● **Data section**

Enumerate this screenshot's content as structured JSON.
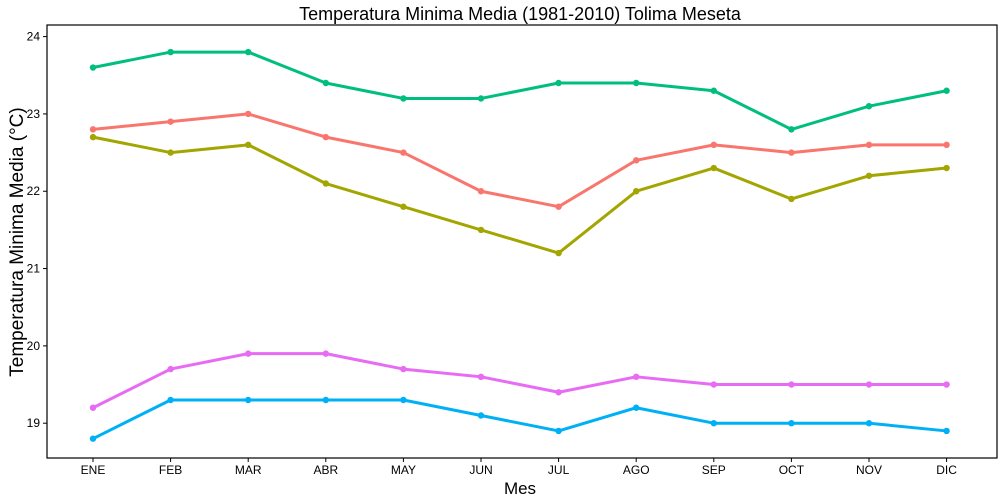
{
  "chart_data": {
    "type": "line",
    "title": "Temperatura Minima Media (1981-2010)  Tolima Meseta",
    "xlabel": "Mes",
    "ylabel": "Temperatura Minima Media  (°C)",
    "categories": [
      "ENE",
      "FEB",
      "MAR",
      "ABR",
      "MAY",
      "JUN",
      "JUL",
      "AGO",
      "SEP",
      "OCT",
      "NOV",
      "DIC"
    ],
    "ylim": [
      18.55,
      24.15
    ],
    "yticks": [
      19,
      20,
      21,
      22,
      23,
      24
    ],
    "grid": false,
    "legend": "none",
    "series": [
      {
        "color": "#F8766D",
        "values": [
          22.8,
          22.9,
          23.0,
          22.7,
          22.5,
          22.0,
          21.8,
          22.4,
          22.6,
          22.5,
          22.6,
          22.6
        ]
      },
      {
        "color": "#A3A500",
        "values": [
          22.7,
          22.5,
          22.6,
          22.1,
          21.8,
          21.5,
          21.2,
          22.0,
          22.3,
          21.9,
          22.2,
          22.3
        ]
      },
      {
        "color": "#00BF7D",
        "values": [
          23.6,
          23.8,
          23.8,
          23.4,
          23.2,
          23.2,
          23.4,
          23.4,
          23.3,
          22.8,
          23.1,
          23.3
        ]
      },
      {
        "color": "#00B0F6",
        "values": [
          18.8,
          19.3,
          19.3,
          19.3,
          19.3,
          19.1,
          18.9,
          19.2,
          19.0,
          19.0,
          19.0,
          18.9
        ]
      },
      {
        "color": "#E76BF3",
        "values": [
          19.2,
          19.7,
          19.9,
          19.9,
          19.7,
          19.6,
          19.4,
          19.6,
          19.5,
          19.5,
          19.5,
          19.5
        ]
      }
    ]
  }
}
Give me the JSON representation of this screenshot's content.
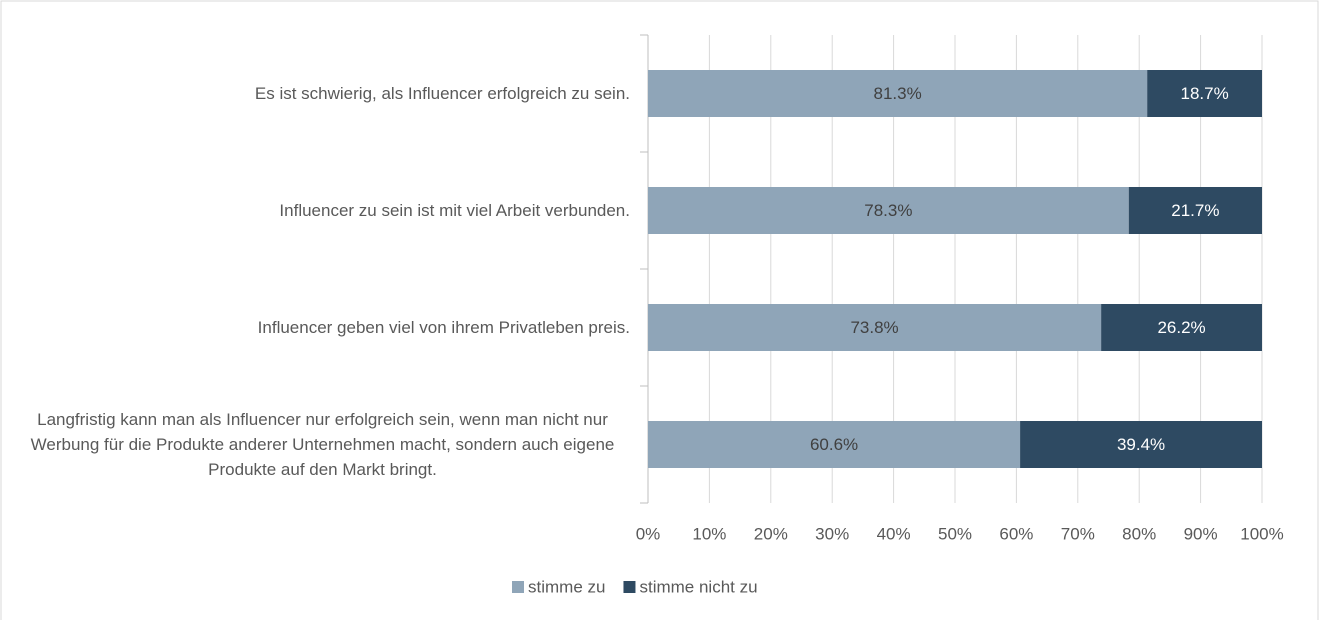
{
  "chart_data": {
    "type": "bar",
    "orientation": "horizontal",
    "stacked": true,
    "categories": [
      "Es ist schwierig, als Influencer erfolgreich zu sein.",
      "Influencer zu sein ist mit viel Arbeit verbunden.",
      "Influencer geben viel von ihrem Privatleben preis.",
      "Langfristig kann man als Influencer nur erfolgreich sein, wenn man nicht nur Werbung für die Produkte anderer Unternehmen macht, sondern auch eigene Produkte auf den Markt bringt."
    ],
    "series": [
      {
        "name": "stimme zu",
        "color": "#8fa5b8",
        "values": [
          81.3,
          78.3,
          73.8,
          60.6
        ],
        "value_labels": [
          "81.3%",
          "78.3%",
          "73.8%",
          "60.6%"
        ]
      },
      {
        "name": "stimme nicht zu",
        "color": "#2e4a62",
        "values": [
          18.7,
          21.7,
          26.2,
          39.4
        ],
        "value_labels": [
          "18.7%",
          "21.7%",
          "26.2%",
          "39.4%"
        ]
      }
    ],
    "xlim": [
      0,
      100
    ],
    "xticks": [
      {
        "value": 0,
        "label": "0%"
      },
      {
        "value": 10,
        "label": "10%"
      },
      {
        "value": 20,
        "label": "20%"
      },
      {
        "value": 30,
        "label": "30%"
      },
      {
        "value": 40,
        "label": "40%"
      },
      {
        "value": 50,
        "label": "50%"
      },
      {
        "value": 60,
        "label": "60%"
      },
      {
        "value": 70,
        "label": "70%"
      },
      {
        "value": 80,
        "label": "80%"
      },
      {
        "value": 90,
        "label": "90%"
      },
      {
        "value": 100,
        "label": "100%"
      }
    ],
    "grid": true,
    "legend": "bottom"
  }
}
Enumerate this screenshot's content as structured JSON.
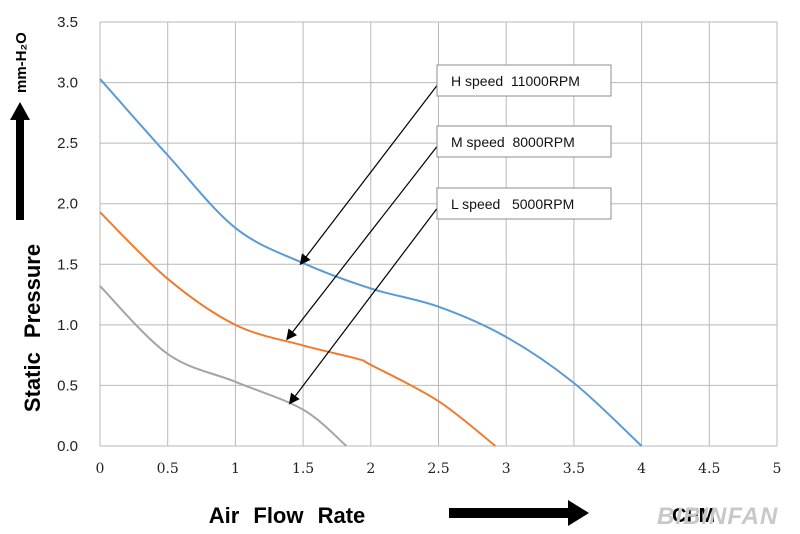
{
  "chart_data": {
    "type": "line",
    "xlabel": "Air Flow Rate",
    "ylabel": "Static Pressure",
    "x_unit": "CFM",
    "y_unit": "mm-H₂O",
    "xlim": [
      0,
      5
    ],
    "ylim": [
      0,
      3.5
    ],
    "x_ticks": [
      "0",
      "0.5",
      "1",
      "1.5",
      "2",
      "2.5",
      "3",
      "3.5",
      "4",
      "4.5",
      "5"
    ],
    "y_ticks": [
      "0.0",
      "0.5",
      "1.0",
      "1.5",
      "2.0",
      "2.5",
      "3.0",
      "3.5"
    ],
    "grid": true,
    "series": [
      {
        "name": "H speed 11000RPM",
        "color": "#5b9bd5",
        "points": [
          [
            0,
            3.03
          ],
          [
            0.5,
            2.4
          ],
          [
            1.0,
            1.8
          ],
          [
            1.5,
            1.51
          ],
          [
            2.0,
            1.3
          ],
          [
            2.5,
            1.15
          ],
          [
            3.0,
            0.9
          ],
          [
            3.5,
            0.52
          ],
          [
            4.0,
            0.0
          ]
        ]
      },
      {
        "name": "M speed 8000RPM",
        "color": "#ed7d31",
        "points": [
          [
            0,
            1.93
          ],
          [
            0.5,
            1.38
          ],
          [
            1.0,
            1.0
          ],
          [
            1.5,
            0.83
          ],
          [
            1.9,
            0.72
          ],
          [
            2.0,
            0.67
          ],
          [
            2.5,
            0.37
          ],
          [
            2.92,
            0.0
          ]
        ]
      },
      {
        "name": "L speed 5000RPM",
        "color": "#a5a5a5",
        "points": [
          [
            0,
            1.32
          ],
          [
            0.5,
            0.76
          ],
          [
            1.0,
            0.53
          ],
          [
            1.5,
            0.3
          ],
          [
            1.82,
            0.0
          ]
        ]
      }
    ],
    "annotations": [
      {
        "text": "H speed  11000RPM",
        "series": 0,
        "target": [
          1.48,
          1.5
        ]
      },
      {
        "text": "M speed  8000RPM",
        "series": 1,
        "target": [
          1.38,
          0.88
        ]
      },
      {
        "text": "L speed   5000RPM",
        "series": 2,
        "target": [
          1.4,
          0.35
        ]
      }
    ]
  },
  "brand_logo": "BIBINFAN"
}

● **Aim of the exercise**
Retype the listing exactly. Pictures do not belong in the copy.

● **Exercise response**
Enumerate this screenshot's content as structured JSON.
{
  "chart_data": {
    "type": "line",
    "title": "Temperatura Minima Media (1981-2010)  Tolima Meseta",
    "xlabel": "Mes",
    "ylabel": "Temperatura Minima Media  (°C)",
    "categories": [
      "ENE",
      "FEB",
      "MAR",
      "ABR",
      "MAY",
      "JUN",
      "JUL",
      "AGO",
      "SEP",
      "OCT",
      "NOV",
      "DIC"
    ],
    "ylim": [
      18.55,
      24.15
    ],
    "yticks": [
      19,
      20,
      21,
      22,
      23,
      24
    ],
    "grid": false,
    "legend": "none",
    "series": [
      {
        "color": "#F8766D",
        "values": [
          22.8,
          22.9,
          23.0,
          22.7,
          22.5,
          22.0,
          21.8,
          22.4,
          22.6,
          22.5,
          22.6,
          22.6
        ]
      },
      {
        "color": "#A3A500",
        "values": [
          22.7,
          22.5,
          22.6,
          22.1,
          21.8,
          21.5,
          21.2,
          22.0,
          22.3,
          21.9,
          22.2,
          22.3
        ]
      },
      {
        "color": "#00BF7D",
        "values": [
          23.6,
          23.8,
          23.8,
          23.4,
          23.2,
          23.2,
          23.4,
          23.4,
          23.3,
          22.8,
          23.1,
          23.3
        ]
      },
      {
        "color": "#00B0F6",
        "values": [
          18.8,
          19.3,
          19.3,
          19.3,
          19.3,
          19.1,
          18.9,
          19.2,
          19.0,
          19.0,
          19.0,
          18.9
        ]
      },
      {
        "color": "#E76BF3",
        "values": [
          19.2,
          19.7,
          19.9,
          19.9,
          19.7,
          19.6,
          19.4,
          19.6,
          19.5,
          19.5,
          19.5,
          19.5
        ]
      }
    ]
  }
}
Give me the JSON representation of this screenshot's content.
{
  "chart_data": {
    "type": "bar",
    "orientation": "horizontal",
    "stacked": true,
    "categories": [
      "Es ist schwierig, als Influencer erfolgreich zu sein.",
      "Influencer zu sein ist mit viel Arbeit verbunden.",
      "Influencer geben viel von ihrem Privatleben preis.",
      "Langfristig kann man als Influencer nur erfolgreich sein, wenn man nicht nur Werbung für die Produkte anderer Unternehmen macht, sondern auch eigene Produkte auf den Markt bringt."
    ],
    "series": [
      {
        "name": "stimme zu",
        "color": "#8fa5b8",
        "values": [
          81.3,
          78.3,
          73.8,
          60.6
        ],
        "value_labels": [
          "81.3%",
          "78.3%",
          "73.8%",
          "60.6%"
        ]
      },
      {
        "name": "stimme nicht zu",
        "color": "#2e4a62",
        "values": [
          18.7,
          21.7,
          26.2,
          39.4
        ],
        "value_labels": [
          "18.7%",
          "21.7%",
          "26.2%",
          "39.4%"
        ]
      }
    ],
    "xlim": [
      0,
      100
    ],
    "xticks": [
      {
        "value": 0,
        "label": "0%"
      },
      {
        "value": 10,
        "label": "10%"
      },
      {
        "value": 20,
        "label": "20%"
      },
      {
        "value": 30,
        "label": "30%"
      },
      {
        "value": 40,
        "label": "40%"
      },
      {
        "value": 50,
        "label": "50%"
      },
      {
        "value": 60,
        "label": "60%"
      },
      {
        "value": 70,
        "label": "70%"
      },
      {
        "value": 80,
        "label": "80%"
      },
      {
        "value": 90,
        "label": "90%"
      },
      {
        "value": 100,
        "label": "100%"
      }
    ],
    "grid": true,
    "legend": "bottom"
  }
}
Enumerate this screenshot's content as structured JSON.
{
  "chart_data": {
    "type": "line",
    "xlabel": "Air Flow Rate",
    "ylabel": "Static Pressure",
    "x_unit": "CFM",
    "y_unit": "mm-H₂O",
    "xlim": [
      0,
      5
    ],
    "ylim": [
      0,
      3.5
    ],
    "x_ticks": [
      "0",
      "0.5",
      "1",
      "1.5",
      "2",
      "2.5",
      "3",
      "3.5",
      "4",
      "4.5",
      "5"
    ],
    "y_ticks": [
      "0.0",
      "0.5",
      "1.0",
      "1.5",
      "2.0",
      "2.5",
      "3.0",
      "3.5"
    ],
    "grid": true,
    "series": [
      {
        "name": "H speed 11000RPM",
        "color": "#5b9bd5",
        "points": [
          [
            0,
            3.03
          ],
          [
            0.5,
            2.4
          ],
          [
            1.0,
            1.8
          ],
          [
            1.5,
            1.51
          ],
          [
            2.0,
            1.3
          ],
          [
            2.5,
            1.15
          ],
          [
            3.0,
            0.9
          ],
          [
            3.5,
            0.52
          ],
          [
            4.0,
            0.0
          ]
        ]
      },
      {
        "name": "M speed 8000RPM",
        "color": "#ed7d31",
        "points": [
          [
            0,
            1.93
          ],
          [
            0.5,
            1.38
          ],
          [
            1.0,
            1.0
          ],
          [
            1.5,
            0.83
          ],
          [
            1.9,
            0.72
          ],
          [
            2.0,
            0.67
          ],
          [
            2.5,
            0.37
          ],
          [
            2.92,
            0.0
          ]
        ]
      },
      {
        "name": "L speed 5000RPM",
        "color": "#a5a5a5",
        "points": [
          [
            0,
            1.32
          ],
          [
            0.5,
            0.76
          ],
          [
            1.0,
            0.53
          ],
          [
            1.5,
            0.3
          ],
          [
            1.82,
            0.0
          ]
        ]
      }
    ],
    "annotations": [
      {
        "text": "H speed  11000RPM",
        "series": 0,
        "target": [
          1.48,
          1.5
        ]
      },
      {
        "text": "M speed  8000RPM",
        "series": 1,
        "target": [
          1.38,
          0.88
        ]
      },
      {
        "text": "L speed   5000RPM",
        "series": 2,
        "target": [
          1.4,
          0.35
        ]
      }
    ]
  },
  "brand_logo": "BIBINFAN"
}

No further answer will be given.